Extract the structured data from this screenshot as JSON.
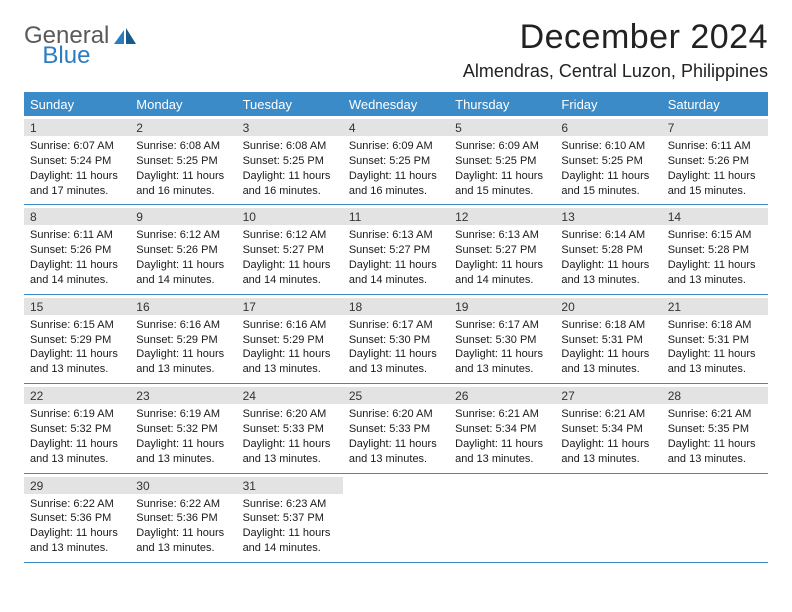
{
  "logo": {
    "part1": "General",
    "part2": "Blue"
  },
  "title": "December 2024",
  "location": "Almendras, Central Luzon, Philippines",
  "colors": {
    "header_bg": "#3b8bc8",
    "header_text": "#ffffff",
    "daynum_bg": "#e3e3e3",
    "row_border": "#3b8bc8",
    "logo_gray": "#5a5a5a",
    "logo_blue": "#2d7cc0",
    "body_text": "#1a1a1a",
    "page_bg": "#ffffff"
  },
  "typography": {
    "title_fontsize": 34,
    "location_fontsize": 18,
    "dayheader_fontsize": 13,
    "daynum_fontsize": 12,
    "body_fontsize": 11
  },
  "layout": {
    "columns": 7,
    "rows": 5
  },
  "day_headers": [
    "Sunday",
    "Monday",
    "Tuesday",
    "Wednesday",
    "Thursday",
    "Friday",
    "Saturday"
  ],
  "weeks": [
    [
      {
        "num": "1",
        "sunrise": "Sunrise: 6:07 AM",
        "sunset": "Sunset: 5:24 PM",
        "daylight1": "Daylight: 11 hours",
        "daylight2": "and 17 minutes."
      },
      {
        "num": "2",
        "sunrise": "Sunrise: 6:08 AM",
        "sunset": "Sunset: 5:25 PM",
        "daylight1": "Daylight: 11 hours",
        "daylight2": "and 16 minutes."
      },
      {
        "num": "3",
        "sunrise": "Sunrise: 6:08 AM",
        "sunset": "Sunset: 5:25 PM",
        "daylight1": "Daylight: 11 hours",
        "daylight2": "and 16 minutes."
      },
      {
        "num": "4",
        "sunrise": "Sunrise: 6:09 AM",
        "sunset": "Sunset: 5:25 PM",
        "daylight1": "Daylight: 11 hours",
        "daylight2": "and 16 minutes."
      },
      {
        "num": "5",
        "sunrise": "Sunrise: 6:09 AM",
        "sunset": "Sunset: 5:25 PM",
        "daylight1": "Daylight: 11 hours",
        "daylight2": "and 15 minutes."
      },
      {
        "num": "6",
        "sunrise": "Sunrise: 6:10 AM",
        "sunset": "Sunset: 5:25 PM",
        "daylight1": "Daylight: 11 hours",
        "daylight2": "and 15 minutes."
      },
      {
        "num": "7",
        "sunrise": "Sunrise: 6:11 AM",
        "sunset": "Sunset: 5:26 PM",
        "daylight1": "Daylight: 11 hours",
        "daylight2": "and 15 minutes."
      }
    ],
    [
      {
        "num": "8",
        "sunrise": "Sunrise: 6:11 AM",
        "sunset": "Sunset: 5:26 PM",
        "daylight1": "Daylight: 11 hours",
        "daylight2": "and 14 minutes."
      },
      {
        "num": "9",
        "sunrise": "Sunrise: 6:12 AM",
        "sunset": "Sunset: 5:26 PM",
        "daylight1": "Daylight: 11 hours",
        "daylight2": "and 14 minutes."
      },
      {
        "num": "10",
        "sunrise": "Sunrise: 6:12 AM",
        "sunset": "Sunset: 5:27 PM",
        "daylight1": "Daylight: 11 hours",
        "daylight2": "and 14 minutes."
      },
      {
        "num": "11",
        "sunrise": "Sunrise: 6:13 AM",
        "sunset": "Sunset: 5:27 PM",
        "daylight1": "Daylight: 11 hours",
        "daylight2": "and 14 minutes."
      },
      {
        "num": "12",
        "sunrise": "Sunrise: 6:13 AM",
        "sunset": "Sunset: 5:27 PM",
        "daylight1": "Daylight: 11 hours",
        "daylight2": "and 14 minutes."
      },
      {
        "num": "13",
        "sunrise": "Sunrise: 6:14 AM",
        "sunset": "Sunset: 5:28 PM",
        "daylight1": "Daylight: 11 hours",
        "daylight2": "and 13 minutes."
      },
      {
        "num": "14",
        "sunrise": "Sunrise: 6:15 AM",
        "sunset": "Sunset: 5:28 PM",
        "daylight1": "Daylight: 11 hours",
        "daylight2": "and 13 minutes."
      }
    ],
    [
      {
        "num": "15",
        "sunrise": "Sunrise: 6:15 AM",
        "sunset": "Sunset: 5:29 PM",
        "daylight1": "Daylight: 11 hours",
        "daylight2": "and 13 minutes."
      },
      {
        "num": "16",
        "sunrise": "Sunrise: 6:16 AM",
        "sunset": "Sunset: 5:29 PM",
        "daylight1": "Daylight: 11 hours",
        "daylight2": "and 13 minutes."
      },
      {
        "num": "17",
        "sunrise": "Sunrise: 6:16 AM",
        "sunset": "Sunset: 5:29 PM",
        "daylight1": "Daylight: 11 hours",
        "daylight2": "and 13 minutes."
      },
      {
        "num": "18",
        "sunrise": "Sunrise: 6:17 AM",
        "sunset": "Sunset: 5:30 PM",
        "daylight1": "Daylight: 11 hours",
        "daylight2": "and 13 minutes."
      },
      {
        "num": "19",
        "sunrise": "Sunrise: 6:17 AM",
        "sunset": "Sunset: 5:30 PM",
        "daylight1": "Daylight: 11 hours",
        "daylight2": "and 13 minutes."
      },
      {
        "num": "20",
        "sunrise": "Sunrise: 6:18 AM",
        "sunset": "Sunset: 5:31 PM",
        "daylight1": "Daylight: 11 hours",
        "daylight2": "and 13 minutes."
      },
      {
        "num": "21",
        "sunrise": "Sunrise: 6:18 AM",
        "sunset": "Sunset: 5:31 PM",
        "daylight1": "Daylight: 11 hours",
        "daylight2": "and 13 minutes."
      }
    ],
    [
      {
        "num": "22",
        "sunrise": "Sunrise: 6:19 AM",
        "sunset": "Sunset: 5:32 PM",
        "daylight1": "Daylight: 11 hours",
        "daylight2": "and 13 minutes."
      },
      {
        "num": "23",
        "sunrise": "Sunrise: 6:19 AM",
        "sunset": "Sunset: 5:32 PM",
        "daylight1": "Daylight: 11 hours",
        "daylight2": "and 13 minutes."
      },
      {
        "num": "24",
        "sunrise": "Sunrise: 6:20 AM",
        "sunset": "Sunset: 5:33 PM",
        "daylight1": "Daylight: 11 hours",
        "daylight2": "and 13 minutes."
      },
      {
        "num": "25",
        "sunrise": "Sunrise: 6:20 AM",
        "sunset": "Sunset: 5:33 PM",
        "daylight1": "Daylight: 11 hours",
        "daylight2": "and 13 minutes."
      },
      {
        "num": "26",
        "sunrise": "Sunrise: 6:21 AM",
        "sunset": "Sunset: 5:34 PM",
        "daylight1": "Daylight: 11 hours",
        "daylight2": "and 13 minutes."
      },
      {
        "num": "27",
        "sunrise": "Sunrise: 6:21 AM",
        "sunset": "Sunset: 5:34 PM",
        "daylight1": "Daylight: 11 hours",
        "daylight2": "and 13 minutes."
      },
      {
        "num": "28",
        "sunrise": "Sunrise: 6:21 AM",
        "sunset": "Sunset: 5:35 PM",
        "daylight1": "Daylight: 11 hours",
        "daylight2": "and 13 minutes."
      }
    ],
    [
      {
        "num": "29",
        "sunrise": "Sunrise: 6:22 AM",
        "sunset": "Sunset: 5:36 PM",
        "daylight1": "Daylight: 11 hours",
        "daylight2": "and 13 minutes."
      },
      {
        "num": "30",
        "sunrise": "Sunrise: 6:22 AM",
        "sunset": "Sunset: 5:36 PM",
        "daylight1": "Daylight: 11 hours",
        "daylight2": "and 13 minutes."
      },
      {
        "num": "31",
        "sunrise": "Sunrise: 6:23 AM",
        "sunset": "Sunset: 5:37 PM",
        "daylight1": "Daylight: 11 hours",
        "daylight2": "and 14 minutes."
      },
      null,
      null,
      null,
      null
    ]
  ]
}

■ WORK TO BE COMPLETED:
Except for the pictures, copy every line of the records above exactly.

■ THE ANSWER:
Extract the structured data from this screenshot as JSON.
{
  "logo": {
    "part1": "General",
    "part2": "Blue"
  },
  "title": "December 2024",
  "location": "Almendras, Central Luzon, Philippines",
  "colors": {
    "header_bg": "#3b8bc8",
    "header_text": "#ffffff",
    "daynum_bg": "#e3e3e3",
    "row_border": "#3b8bc8",
    "logo_gray": "#5a5a5a",
    "logo_blue": "#2d7cc0",
    "body_text": "#1a1a1a",
    "page_bg": "#ffffff"
  },
  "typography": {
    "title_fontsize": 34,
    "location_fontsize": 18,
    "dayheader_fontsize": 13,
    "daynum_fontsize": 12,
    "body_fontsize": 11
  },
  "layout": {
    "columns": 7,
    "rows": 5
  },
  "day_headers": [
    "Sunday",
    "Monday",
    "Tuesday",
    "Wednesday",
    "Thursday",
    "Friday",
    "Saturday"
  ],
  "weeks": [
    [
      {
        "num": "1",
        "sunrise": "Sunrise: 6:07 AM",
        "sunset": "Sunset: 5:24 PM",
        "daylight1": "Daylight: 11 hours",
        "daylight2": "and 17 minutes."
      },
      {
        "num": "2",
        "sunrise": "Sunrise: 6:08 AM",
        "sunset": "Sunset: 5:25 PM",
        "daylight1": "Daylight: 11 hours",
        "daylight2": "and 16 minutes."
      },
      {
        "num": "3",
        "sunrise": "Sunrise: 6:08 AM",
        "sunset": "Sunset: 5:25 PM",
        "daylight1": "Daylight: 11 hours",
        "daylight2": "and 16 minutes."
      },
      {
        "num": "4",
        "sunrise": "Sunrise: 6:09 AM",
        "sunset": "Sunset: 5:25 PM",
        "daylight1": "Daylight: 11 hours",
        "daylight2": "and 16 minutes."
      },
      {
        "num": "5",
        "sunrise": "Sunrise: 6:09 AM",
        "sunset": "Sunset: 5:25 PM",
        "daylight1": "Daylight: 11 hours",
        "daylight2": "and 15 minutes."
      },
      {
        "num": "6",
        "sunrise": "Sunrise: 6:10 AM",
        "sunset": "Sunset: 5:25 PM",
        "daylight1": "Daylight: 11 hours",
        "daylight2": "and 15 minutes."
      },
      {
        "num": "7",
        "sunrise": "Sunrise: 6:11 AM",
        "sunset": "Sunset: 5:26 PM",
        "daylight1": "Daylight: 11 hours",
        "daylight2": "and 15 minutes."
      }
    ],
    [
      {
        "num": "8",
        "sunrise": "Sunrise: 6:11 AM",
        "sunset": "Sunset: 5:26 PM",
        "daylight1": "Daylight: 11 hours",
        "daylight2": "and 14 minutes."
      },
      {
        "num": "9",
        "sunrise": "Sunrise: 6:12 AM",
        "sunset": "Sunset: 5:26 PM",
        "daylight1": "Daylight: 11 hours",
        "daylight2": "and 14 minutes."
      },
      {
        "num": "10",
        "sunrise": "Sunrise: 6:12 AM",
        "sunset": "Sunset: 5:27 PM",
        "daylight1": "Daylight: 11 hours",
        "daylight2": "and 14 minutes."
      },
      {
        "num": "11",
        "sunrise": "Sunrise: 6:13 AM",
        "sunset": "Sunset: 5:27 PM",
        "daylight1": "Daylight: 11 hours",
        "daylight2": "and 14 minutes."
      },
      {
        "num": "12",
        "sunrise": "Sunrise: 6:13 AM",
        "sunset": "Sunset: 5:27 PM",
        "daylight1": "Daylight: 11 hours",
        "daylight2": "and 14 minutes."
      },
      {
        "num": "13",
        "sunrise": "Sunrise: 6:14 AM",
        "sunset": "Sunset: 5:28 PM",
        "daylight1": "Daylight: 11 hours",
        "daylight2": "and 13 minutes."
      },
      {
        "num": "14",
        "sunrise": "Sunrise: 6:15 AM",
        "sunset": "Sunset: 5:28 PM",
        "daylight1": "Daylight: 11 hours",
        "daylight2": "and 13 minutes."
      }
    ],
    [
      {
        "num": "15",
        "sunrise": "Sunrise: 6:15 AM",
        "sunset": "Sunset: 5:29 PM",
        "daylight1": "Daylight: 11 hours",
        "daylight2": "and 13 minutes."
      },
      {
        "num": "16",
        "sunrise": "Sunrise: 6:16 AM",
        "sunset": "Sunset: 5:29 PM",
        "daylight1": "Daylight: 11 hours",
        "daylight2": "and 13 minutes."
      },
      {
        "num": "17",
        "sunrise": "Sunrise: 6:16 AM",
        "sunset": "Sunset: 5:29 PM",
        "daylight1": "Daylight: 11 hours",
        "daylight2": "and 13 minutes."
      },
      {
        "num": "18",
        "sunrise": "Sunrise: 6:17 AM",
        "sunset": "Sunset: 5:30 PM",
        "daylight1": "Daylight: 11 hours",
        "daylight2": "and 13 minutes."
      },
      {
        "num": "19",
        "sunrise": "Sunrise: 6:17 AM",
        "sunset": "Sunset: 5:30 PM",
        "daylight1": "Daylight: 11 hours",
        "daylight2": "and 13 minutes."
      },
      {
        "num": "20",
        "sunrise": "Sunrise: 6:18 AM",
        "sunset": "Sunset: 5:31 PM",
        "daylight1": "Daylight: 11 hours",
        "daylight2": "and 13 minutes."
      },
      {
        "num": "21",
        "sunrise": "Sunrise: 6:18 AM",
        "sunset": "Sunset: 5:31 PM",
        "daylight1": "Daylight: 11 hours",
        "daylight2": "and 13 minutes."
      }
    ],
    [
      {
        "num": "22",
        "sunrise": "Sunrise: 6:19 AM",
        "sunset": "Sunset: 5:32 PM",
        "daylight1": "Daylight: 11 hours",
        "daylight2": "and 13 minutes."
      },
      {
        "num": "23",
        "sunrise": "Sunrise: 6:19 AM",
        "sunset": "Sunset: 5:32 PM",
        "daylight1": "Daylight: 11 hours",
        "daylight2": "and 13 minutes."
      },
      {
        "num": "24",
        "sunrise": "Sunrise: 6:20 AM",
        "sunset": "Sunset: 5:33 PM",
        "daylight1": "Daylight: 11 hours",
        "daylight2": "and 13 minutes."
      },
      {
        "num": "25",
        "sunrise": "Sunrise: 6:20 AM",
        "sunset": "Sunset: 5:33 PM",
        "daylight1": "Daylight: 11 hours",
        "daylight2": "and 13 minutes."
      },
      {
        "num": "26",
        "sunrise": "Sunrise: 6:21 AM",
        "sunset": "Sunset: 5:34 PM",
        "daylight1": "Daylight: 11 hours",
        "daylight2": "and 13 minutes."
      },
      {
        "num": "27",
        "sunrise": "Sunrise: 6:21 AM",
        "sunset": "Sunset: 5:34 PM",
        "daylight1": "Daylight: 11 hours",
        "daylight2": "and 13 minutes."
      },
      {
        "num": "28",
        "sunrise": "Sunrise: 6:21 AM",
        "sunset": "Sunset: 5:35 PM",
        "daylight1": "Daylight: 11 hours",
        "daylight2": "and 13 minutes."
      }
    ],
    [
      {
        "num": "29",
        "sunrise": "Sunrise: 6:22 AM",
        "sunset": "Sunset: 5:36 PM",
        "daylight1": "Daylight: 11 hours",
        "daylight2": "and 13 minutes."
      },
      {
        "num": "30",
        "sunrise": "Sunrise: 6:22 AM",
        "sunset": "Sunset: 5:36 PM",
        "daylight1": "Daylight: 11 hours",
        "daylight2": "and 13 minutes."
      },
      {
        "num": "31",
        "sunrise": "Sunrise: 6:23 AM",
        "sunset": "Sunset: 5:37 PM",
        "daylight1": "Daylight: 11 hours",
        "daylight2": "and 14 minutes."
      },
      null,
      null,
      null,
      null
    ]
  ]
}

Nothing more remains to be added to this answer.